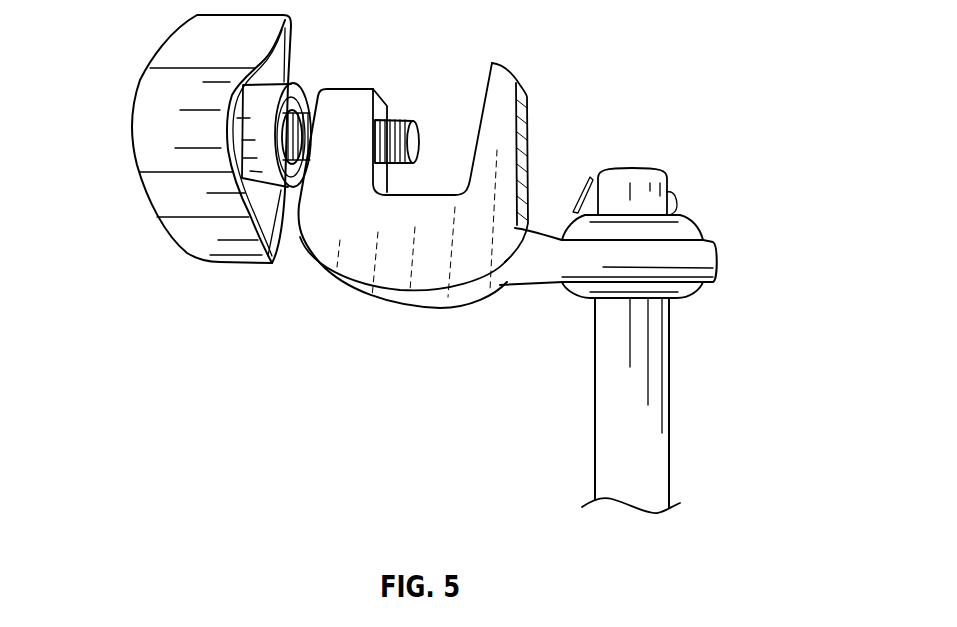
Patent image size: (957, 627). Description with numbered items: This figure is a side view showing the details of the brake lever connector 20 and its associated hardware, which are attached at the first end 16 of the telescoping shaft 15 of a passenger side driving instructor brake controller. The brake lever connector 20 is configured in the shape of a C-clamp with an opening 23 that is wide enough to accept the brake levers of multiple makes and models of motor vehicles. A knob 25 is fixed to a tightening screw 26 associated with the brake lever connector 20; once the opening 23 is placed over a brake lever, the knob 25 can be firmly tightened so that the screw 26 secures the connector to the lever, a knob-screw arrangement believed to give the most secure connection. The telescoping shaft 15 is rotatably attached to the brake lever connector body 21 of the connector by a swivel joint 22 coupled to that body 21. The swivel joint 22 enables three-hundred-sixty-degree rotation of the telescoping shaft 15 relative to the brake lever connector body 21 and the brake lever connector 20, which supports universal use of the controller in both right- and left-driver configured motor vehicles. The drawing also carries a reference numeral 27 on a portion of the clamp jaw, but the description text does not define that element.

The telescoping shaft 15 is at (603, 440).
The first end of the telescoping shaft 16 is at (700, 433).
The brake lever connector 20 is at (368, 263).
The brake lever connector body 21 is at (540, 275).
The swivel joint 22 is at (682, 300).
The opening 23 is at (441, 116).
The knob 25 is at (138, 128).
The tightening screw 26 is at (390, 120).
The jaw tab 27 is at (483, 118).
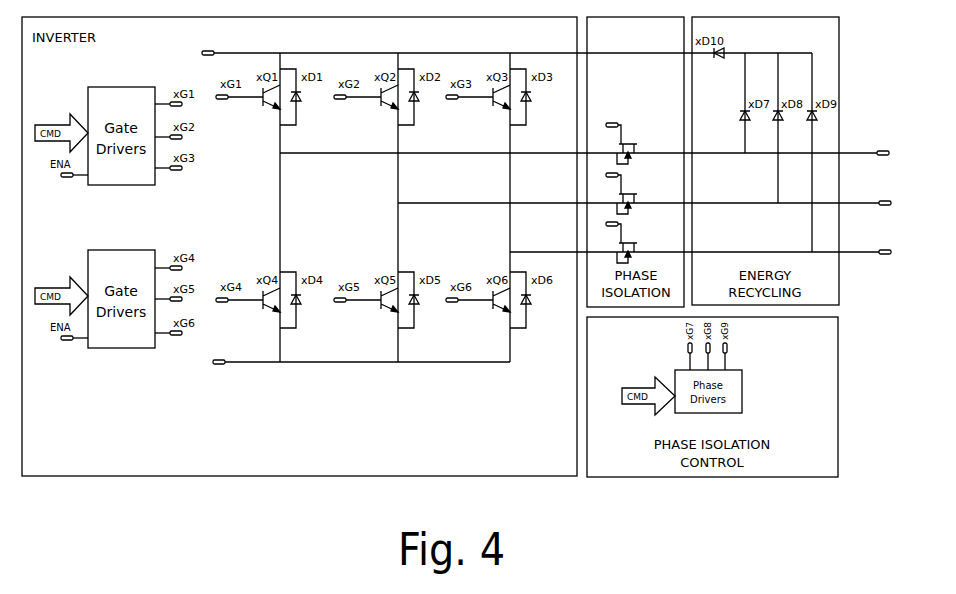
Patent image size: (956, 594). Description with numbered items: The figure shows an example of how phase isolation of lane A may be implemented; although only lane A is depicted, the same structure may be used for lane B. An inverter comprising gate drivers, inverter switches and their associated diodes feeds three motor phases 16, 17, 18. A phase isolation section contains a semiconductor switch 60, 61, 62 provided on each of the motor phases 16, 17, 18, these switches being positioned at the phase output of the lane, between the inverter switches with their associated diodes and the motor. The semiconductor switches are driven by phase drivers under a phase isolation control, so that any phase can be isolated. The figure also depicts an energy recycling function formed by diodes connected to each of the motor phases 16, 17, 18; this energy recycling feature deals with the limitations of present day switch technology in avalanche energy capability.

The motor phase 16 is at (863, 152).
The motor phase 17 is at (862, 202).
The motor phase 18 is at (868, 253).
The semiconductor switch 60 is at (640, 143).
The semiconductor switch 61 is at (640, 202).
The semiconductor switch 62 is at (640, 250).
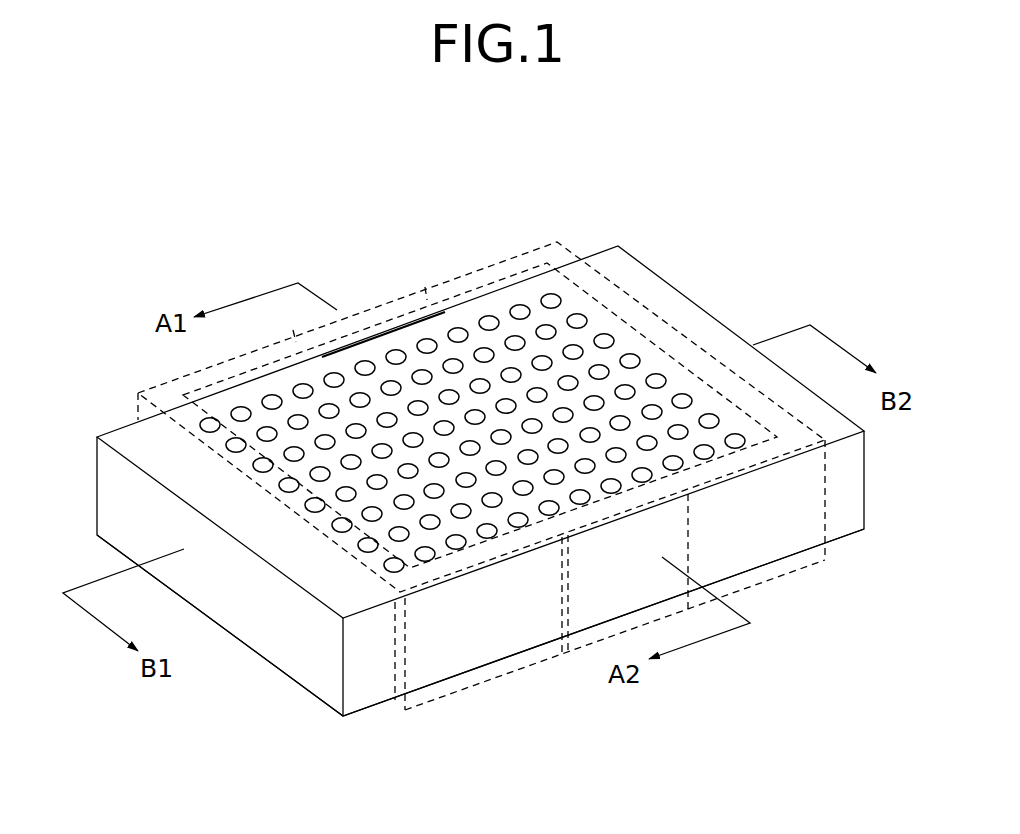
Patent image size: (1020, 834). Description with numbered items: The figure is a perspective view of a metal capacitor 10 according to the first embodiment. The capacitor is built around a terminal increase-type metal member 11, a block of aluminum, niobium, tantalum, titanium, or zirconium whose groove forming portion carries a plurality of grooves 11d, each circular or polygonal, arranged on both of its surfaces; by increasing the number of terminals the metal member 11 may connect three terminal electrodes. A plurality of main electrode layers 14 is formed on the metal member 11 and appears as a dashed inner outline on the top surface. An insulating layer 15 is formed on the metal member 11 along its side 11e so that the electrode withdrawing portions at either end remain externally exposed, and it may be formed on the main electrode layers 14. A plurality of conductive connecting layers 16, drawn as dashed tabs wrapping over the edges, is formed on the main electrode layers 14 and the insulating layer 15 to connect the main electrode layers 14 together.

The metal capacitor 10 is at (518, 224).
The terminal increase-type metal member 11 is at (102, 424).
The grooves 11d is at (426, 554).
The side 11e is at (797, 528).
The main electrode layers 14 is at (640, 347).
The insulating layer 15 is at (457, 283).
The conductive connecting layers 16 is at (377, 303).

--*--

STATED PROBLEM:
Could you rewrite the lines starting at the one that contains "Patent image size: (956, 594)." and ending at the one that contains "The semiconductor switch 62 is at (640, 250).", putting "phase separation" in place of "phase isolation" and keeping everything else the same?

TASK OUTPUT:
Patent image size: (956, 594). Description with numbered items: The figure shows an example of how phase separation of lane A may be implemented; although only lane A is depicted, the same structure may be used for lane B. An inverter comprising gate drivers, inverter switches and their associated diodes feeds three motor phases 16, 17, 18. A phase separation section contains a semiconductor switch 60, 61, 62 provided on each of the motor phases 16, 17, 18, these switches being positioned at the phase output of the lane, between the inverter switches with their associated diodes and the motor. The semiconductor switches are driven by phase drivers under a phase separation control, so that any phase can be isolated. The figure also depicts an energy recycling function formed by diodes connected to each of the motor phases 16, 17, 18; this energy recycling feature deals with the limitations of present day switch technology in avalanche energy capability.

The motor phase 16 is at (863, 152).
The motor phase 17 is at (862, 202).
The motor phase 18 is at (868, 253).
The semiconductor switch 60 is at (640, 143).
The semiconductor switch 61 is at (640, 202).
The semiconductor switch 62 is at (640, 250).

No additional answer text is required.